Only the pictures are left out: repeat the rest of the entries exactly.

----

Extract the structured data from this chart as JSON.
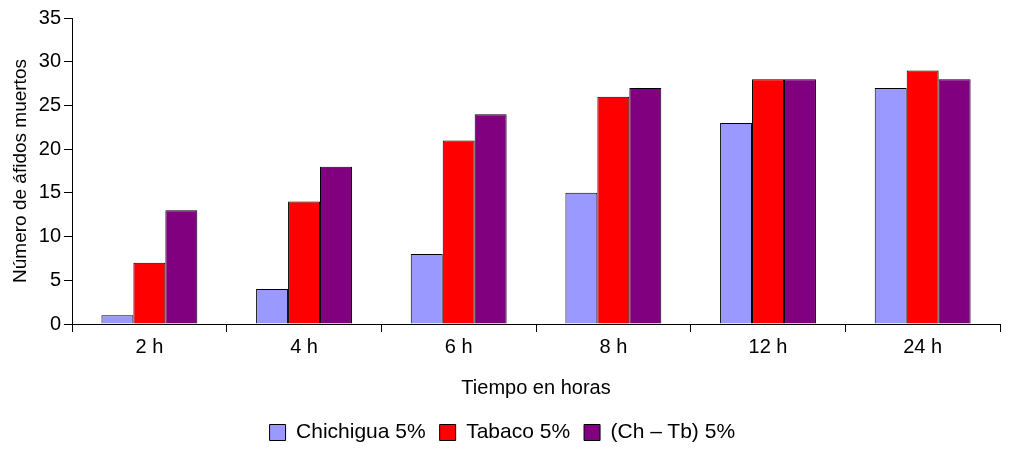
{
  "chart_data": {
    "type": "bar",
    "xlabel": "Tiempo en horas",
    "ylabel": "Número de áfidos muertos",
    "categories": [
      "2 h",
      "4 h",
      "6 h",
      "8 h",
      "12 h",
      "24 h"
    ],
    "series": [
      {
        "name": "Chichigua 5%",
        "color": "#9999ff",
        "values": [
          1,
          4,
          8,
          15,
          23,
          27
        ]
      },
      {
        "name": "Tabaco 5%",
        "color": "#ff0000",
        "values": [
          7,
          14,
          21,
          26,
          28,
          29
        ]
      },
      {
        "name": "(Ch – Tb) 5%",
        "color": "#800080",
        "values": [
          13,
          18,
          24,
          27,
          28,
          28
        ]
      }
    ],
    "ylim": [
      0,
      35
    ],
    "yticks": [
      0,
      5,
      10,
      15,
      20,
      25,
      30,
      35
    ],
    "legend": "bottom"
  }
}
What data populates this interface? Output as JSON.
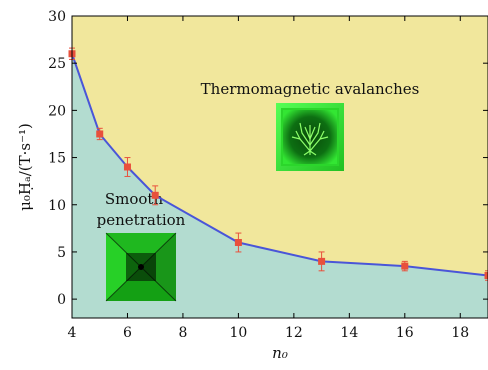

----

RESPONSE TO THE EXERCISE.
Extract the structured data from this chart as JSON.
{
  "chart_data": {
    "type": "bar",
    "xlabel": "Tiempo en horas",
    "ylabel": "Número de áfidos muertos",
    "categories": [
      "2 h",
      "4 h",
      "6 h",
      "8 h",
      "12 h",
      "24 h"
    ],
    "series": [
      {
        "name": "Chichigua 5%",
        "color": "#9999ff",
        "values": [
          1,
          4,
          8,
          15,
          23,
          27
        ]
      },
      {
        "name": "Tabaco 5%",
        "color": "#ff0000",
        "values": [
          7,
          14,
          21,
          26,
          28,
          29
        ]
      },
      {
        "name": "(Ch – Tb) 5%",
        "color": "#800080",
        "values": [
          13,
          18,
          24,
          27,
          28,
          28
        ]
      }
    ],
    "ylim": [
      0,
      35
    ],
    "yticks": [
      0,
      5,
      10,
      15,
      20,
      25,
      30,
      35
    ],
    "legend": "bottom"
  }
}
What data populates this interface? Output as JSON.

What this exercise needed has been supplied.